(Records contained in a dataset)
((

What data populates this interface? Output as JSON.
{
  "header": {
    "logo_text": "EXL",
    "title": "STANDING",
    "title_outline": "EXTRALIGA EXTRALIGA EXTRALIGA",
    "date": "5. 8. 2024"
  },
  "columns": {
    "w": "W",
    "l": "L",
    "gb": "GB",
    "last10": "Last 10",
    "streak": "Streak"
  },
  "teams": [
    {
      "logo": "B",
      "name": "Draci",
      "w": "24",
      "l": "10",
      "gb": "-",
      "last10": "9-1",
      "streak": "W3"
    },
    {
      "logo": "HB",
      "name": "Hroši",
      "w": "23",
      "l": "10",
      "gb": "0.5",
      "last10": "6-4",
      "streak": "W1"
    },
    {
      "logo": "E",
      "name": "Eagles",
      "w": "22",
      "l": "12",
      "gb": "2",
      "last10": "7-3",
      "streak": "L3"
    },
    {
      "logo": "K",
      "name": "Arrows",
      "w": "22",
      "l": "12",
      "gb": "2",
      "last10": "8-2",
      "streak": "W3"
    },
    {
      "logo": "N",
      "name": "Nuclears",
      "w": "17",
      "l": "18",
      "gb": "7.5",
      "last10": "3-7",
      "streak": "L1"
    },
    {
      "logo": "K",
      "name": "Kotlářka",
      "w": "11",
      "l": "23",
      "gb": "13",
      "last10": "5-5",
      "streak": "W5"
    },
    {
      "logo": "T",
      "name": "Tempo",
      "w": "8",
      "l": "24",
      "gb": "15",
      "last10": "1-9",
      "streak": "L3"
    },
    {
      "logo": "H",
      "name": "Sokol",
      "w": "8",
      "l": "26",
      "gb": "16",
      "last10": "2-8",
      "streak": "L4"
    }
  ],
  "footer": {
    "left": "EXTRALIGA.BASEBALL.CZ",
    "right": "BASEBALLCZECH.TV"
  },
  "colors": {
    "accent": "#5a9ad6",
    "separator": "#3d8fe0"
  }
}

))

### SHORT TASK
All lines above containing the string "EXTRALIGA" are to be collected.

### EXERCISE OUTPUT
    "title_outline": "EXTRALIGA EXTRALIGA EXTRALIGA",
    "left": "EXTRALIGA.BASEBALL.CZ",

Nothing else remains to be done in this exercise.